··· DOCUMENT ···

A key concept in decision trees is that of hierarchy. Questions at the top of the tree (closer to the root node) carry more weight in determining the final prediction. These are the first splits and therefore affect a larger portion of the data. As a result, it becomes important for the algorithm to choose wisely when deciding what question or feature to test at the top. The algorithm evaluates all available features and chooses the one that provides the best "information gain" or reduction in impurity. For classification tasks, this could mean reducing Gini impurity or entropy; for regression, it could mean minimizing variance or mean squared error. Choosing the wrong feature at the top could lead to a suboptimal tree with poor predictive power. As the number of features increases, the number of potential trees increases exponentially. This makes the task of finding the best tree quite complex. The goal of the algorithm is to search through these possibilities and choose the tree that best fits the data, without overfitting.
One of the strengths of decision trees is their ability to handle both numerical and categorical data. For numerical features, the tree can choose a threshold value - such as "is age > 40?" - to split the data. For categorical features, it can create branches for each category - for instance, "if occupation is teacher, engineer, or doctor, go this way." This flexibility allows decision trees to be applied in a wide range of problems, from predicting loan defaults (using numeric data like credit score and income) to classifying customer types (using categorical variables like region or product preferences).
Moreover, decision trees can be used for both classification and regression. In classification, the goal is to assign a class label, such as "Yes" or "No." In regression, the goal is to predict a continuous value, such as the price of a house or the temperature on a given day.

···

DIRECTIONS:
- A) In the decision trees passage, switch "a class label" to "a category" while writing out the part that opens with the words containing "Moreover, decision trees" and closes with "a given day.".
- B) According to the decision trees passage, what does reducing impurity mean for classification tasks?

··· SUPPLIED DATA ···

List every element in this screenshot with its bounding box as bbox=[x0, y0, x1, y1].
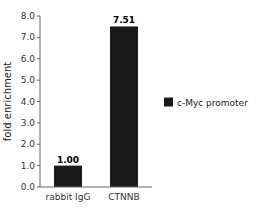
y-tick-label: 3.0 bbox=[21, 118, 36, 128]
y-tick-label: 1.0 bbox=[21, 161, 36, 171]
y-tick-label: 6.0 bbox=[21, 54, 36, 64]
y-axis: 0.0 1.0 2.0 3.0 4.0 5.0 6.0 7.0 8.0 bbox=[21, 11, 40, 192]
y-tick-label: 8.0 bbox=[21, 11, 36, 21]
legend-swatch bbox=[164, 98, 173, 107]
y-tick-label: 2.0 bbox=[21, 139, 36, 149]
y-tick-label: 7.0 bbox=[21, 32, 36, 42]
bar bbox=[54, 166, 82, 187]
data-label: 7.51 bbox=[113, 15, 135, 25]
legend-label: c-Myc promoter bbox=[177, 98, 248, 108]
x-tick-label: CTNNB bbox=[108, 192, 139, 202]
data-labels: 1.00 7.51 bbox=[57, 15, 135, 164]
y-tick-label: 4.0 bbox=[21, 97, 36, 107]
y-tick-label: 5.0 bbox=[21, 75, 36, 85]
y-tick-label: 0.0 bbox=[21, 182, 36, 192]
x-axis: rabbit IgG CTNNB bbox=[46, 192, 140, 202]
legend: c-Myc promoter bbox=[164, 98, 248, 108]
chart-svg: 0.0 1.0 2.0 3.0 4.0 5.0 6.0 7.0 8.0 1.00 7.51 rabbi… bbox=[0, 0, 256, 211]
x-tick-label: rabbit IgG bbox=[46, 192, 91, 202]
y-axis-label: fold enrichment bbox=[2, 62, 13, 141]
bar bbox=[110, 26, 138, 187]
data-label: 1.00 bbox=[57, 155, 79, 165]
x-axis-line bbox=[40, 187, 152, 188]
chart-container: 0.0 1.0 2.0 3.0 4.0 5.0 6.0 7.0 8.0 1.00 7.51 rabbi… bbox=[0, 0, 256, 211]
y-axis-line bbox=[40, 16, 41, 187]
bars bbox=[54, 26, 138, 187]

···
··· SUPPLIED DATA ···

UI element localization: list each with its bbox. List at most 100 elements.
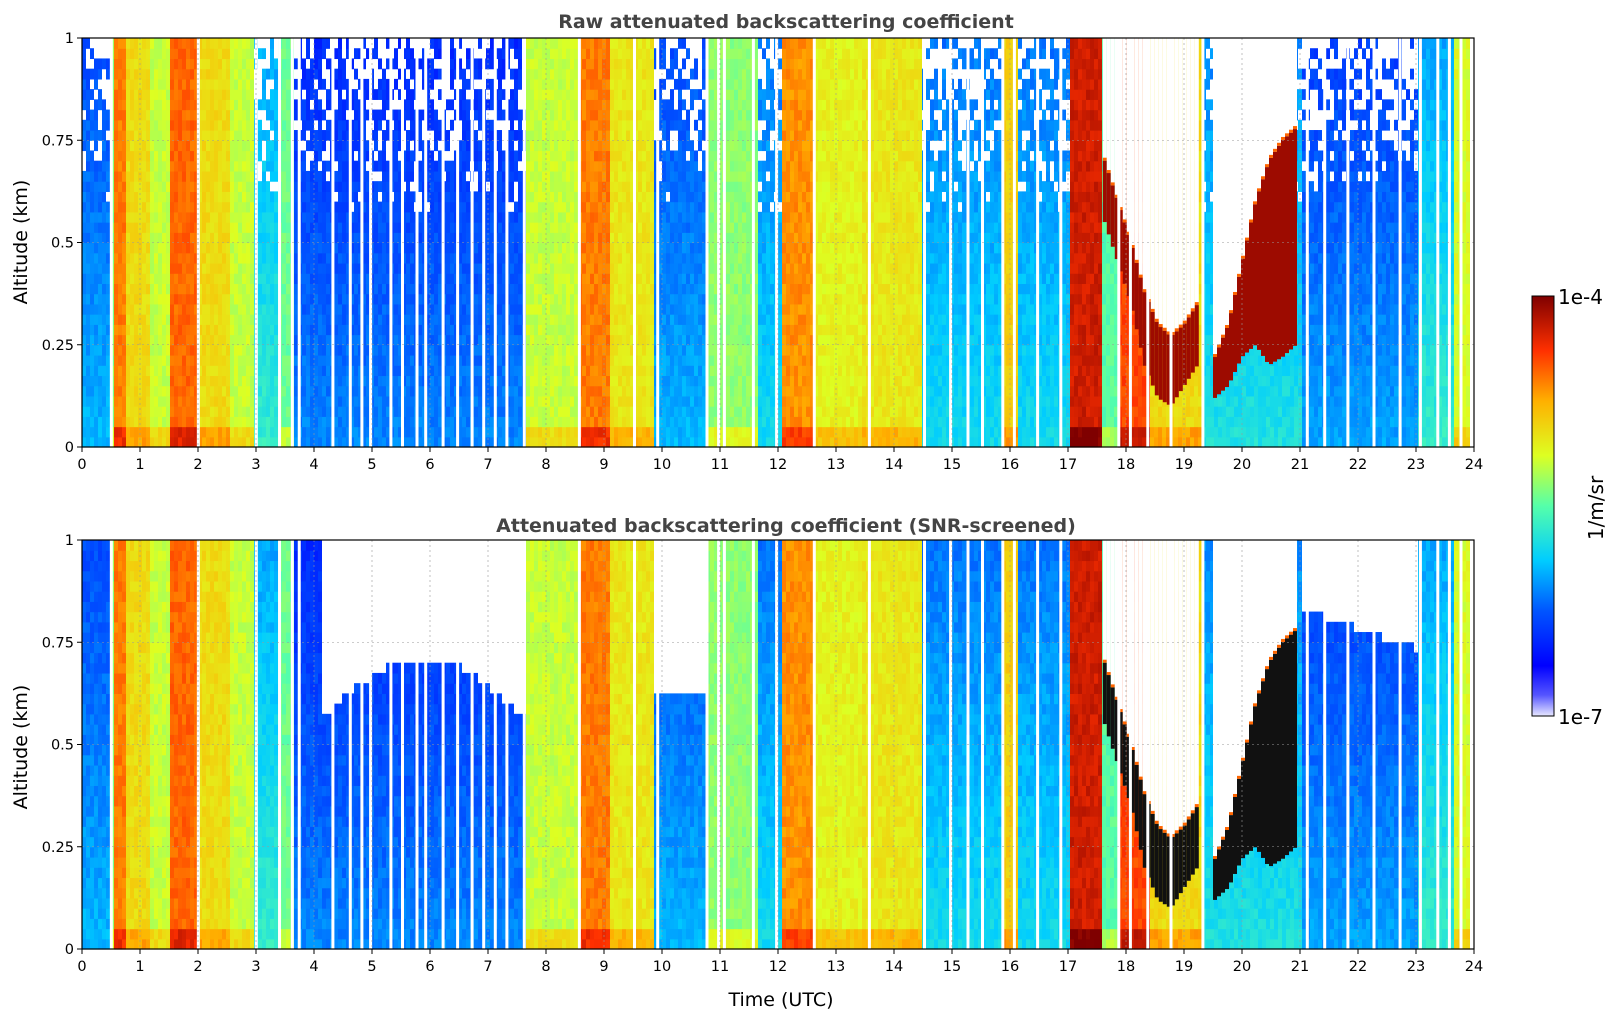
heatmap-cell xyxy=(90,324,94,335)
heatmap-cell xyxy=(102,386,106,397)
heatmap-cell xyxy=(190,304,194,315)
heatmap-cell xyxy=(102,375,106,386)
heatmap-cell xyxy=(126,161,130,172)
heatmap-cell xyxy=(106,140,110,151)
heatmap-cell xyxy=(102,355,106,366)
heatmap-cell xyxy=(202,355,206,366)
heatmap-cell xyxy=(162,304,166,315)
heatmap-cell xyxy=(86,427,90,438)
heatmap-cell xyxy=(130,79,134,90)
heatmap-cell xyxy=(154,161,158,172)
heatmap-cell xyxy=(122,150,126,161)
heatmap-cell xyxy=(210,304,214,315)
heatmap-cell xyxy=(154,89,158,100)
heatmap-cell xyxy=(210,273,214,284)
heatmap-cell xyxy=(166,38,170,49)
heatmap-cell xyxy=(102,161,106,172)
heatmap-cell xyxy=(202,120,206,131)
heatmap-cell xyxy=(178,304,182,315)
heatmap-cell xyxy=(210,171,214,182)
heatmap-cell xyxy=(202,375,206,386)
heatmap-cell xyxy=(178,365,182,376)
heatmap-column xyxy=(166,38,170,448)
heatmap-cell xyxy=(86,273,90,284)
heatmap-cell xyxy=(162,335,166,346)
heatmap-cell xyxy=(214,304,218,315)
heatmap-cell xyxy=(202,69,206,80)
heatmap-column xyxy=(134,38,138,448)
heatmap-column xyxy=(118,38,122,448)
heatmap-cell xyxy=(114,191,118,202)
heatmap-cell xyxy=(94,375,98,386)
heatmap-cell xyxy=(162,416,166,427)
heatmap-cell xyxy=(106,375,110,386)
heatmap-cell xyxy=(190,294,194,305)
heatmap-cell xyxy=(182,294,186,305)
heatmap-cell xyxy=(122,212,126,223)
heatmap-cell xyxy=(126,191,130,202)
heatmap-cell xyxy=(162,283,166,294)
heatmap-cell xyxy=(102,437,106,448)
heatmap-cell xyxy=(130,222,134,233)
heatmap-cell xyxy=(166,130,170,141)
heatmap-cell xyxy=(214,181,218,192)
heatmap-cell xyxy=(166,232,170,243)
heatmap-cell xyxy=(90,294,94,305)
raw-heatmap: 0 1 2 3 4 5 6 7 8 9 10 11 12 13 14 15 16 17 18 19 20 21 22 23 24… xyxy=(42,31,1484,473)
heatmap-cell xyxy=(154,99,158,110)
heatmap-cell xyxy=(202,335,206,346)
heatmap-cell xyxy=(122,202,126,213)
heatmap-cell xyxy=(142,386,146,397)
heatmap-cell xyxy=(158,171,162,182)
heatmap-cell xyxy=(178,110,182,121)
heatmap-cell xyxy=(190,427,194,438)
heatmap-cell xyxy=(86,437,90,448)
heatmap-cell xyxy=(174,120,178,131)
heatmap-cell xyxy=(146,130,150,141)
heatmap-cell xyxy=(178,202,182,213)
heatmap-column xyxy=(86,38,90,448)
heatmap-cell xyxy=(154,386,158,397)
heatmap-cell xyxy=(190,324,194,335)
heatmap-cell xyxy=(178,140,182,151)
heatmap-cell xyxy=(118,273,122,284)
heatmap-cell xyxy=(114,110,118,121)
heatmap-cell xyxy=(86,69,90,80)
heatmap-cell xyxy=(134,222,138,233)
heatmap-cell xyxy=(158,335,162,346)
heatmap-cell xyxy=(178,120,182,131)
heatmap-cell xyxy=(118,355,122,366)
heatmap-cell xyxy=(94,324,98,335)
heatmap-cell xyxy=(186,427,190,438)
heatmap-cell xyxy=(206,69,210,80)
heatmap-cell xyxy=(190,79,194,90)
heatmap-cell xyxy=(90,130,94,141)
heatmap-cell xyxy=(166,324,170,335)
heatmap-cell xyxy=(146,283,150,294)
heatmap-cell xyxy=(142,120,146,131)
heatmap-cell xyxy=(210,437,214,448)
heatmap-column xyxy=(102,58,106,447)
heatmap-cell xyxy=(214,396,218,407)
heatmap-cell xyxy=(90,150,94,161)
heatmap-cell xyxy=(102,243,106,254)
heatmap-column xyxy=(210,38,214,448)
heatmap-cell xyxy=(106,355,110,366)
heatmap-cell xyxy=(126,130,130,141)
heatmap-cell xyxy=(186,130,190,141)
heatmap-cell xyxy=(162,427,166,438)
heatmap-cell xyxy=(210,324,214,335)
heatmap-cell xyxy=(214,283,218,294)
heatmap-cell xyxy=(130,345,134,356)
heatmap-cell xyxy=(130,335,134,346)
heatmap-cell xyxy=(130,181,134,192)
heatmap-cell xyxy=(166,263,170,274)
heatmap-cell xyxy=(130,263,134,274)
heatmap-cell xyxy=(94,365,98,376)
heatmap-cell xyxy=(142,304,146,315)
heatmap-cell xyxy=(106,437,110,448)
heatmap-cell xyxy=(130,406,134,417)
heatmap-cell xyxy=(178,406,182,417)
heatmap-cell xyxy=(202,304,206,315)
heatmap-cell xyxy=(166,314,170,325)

···
··· SUPPLIED DATA ···

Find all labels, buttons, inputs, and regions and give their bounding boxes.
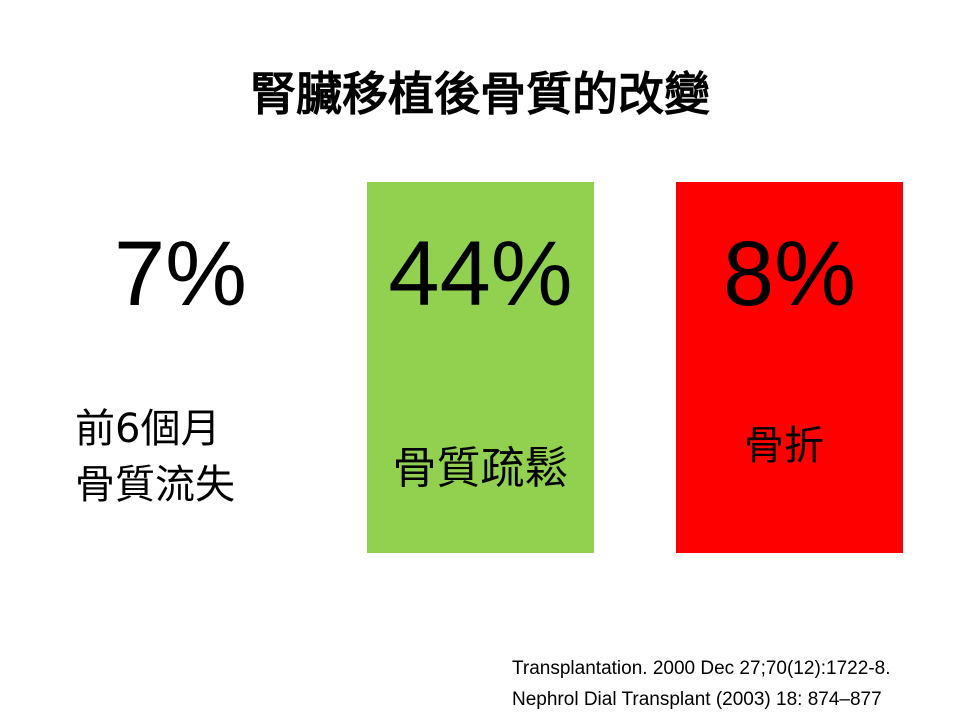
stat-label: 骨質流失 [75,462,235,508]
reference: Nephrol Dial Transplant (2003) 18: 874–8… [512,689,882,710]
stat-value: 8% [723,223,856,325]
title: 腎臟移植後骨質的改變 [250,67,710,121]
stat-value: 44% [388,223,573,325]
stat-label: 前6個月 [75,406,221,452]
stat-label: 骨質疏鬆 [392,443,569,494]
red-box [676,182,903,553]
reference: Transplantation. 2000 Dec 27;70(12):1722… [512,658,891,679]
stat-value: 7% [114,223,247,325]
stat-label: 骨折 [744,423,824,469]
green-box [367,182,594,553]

···

THE SOLUTIONS:
- A)
Moreover, decision trees can be used for both classification and regression. In classification, the goal is to assign a category, such as "Yes" or "No." In regression, the goal is to predict a continuous value, such as the price of a house or the temperature on a given day.

- B) Reducing Gini impurity or entropy.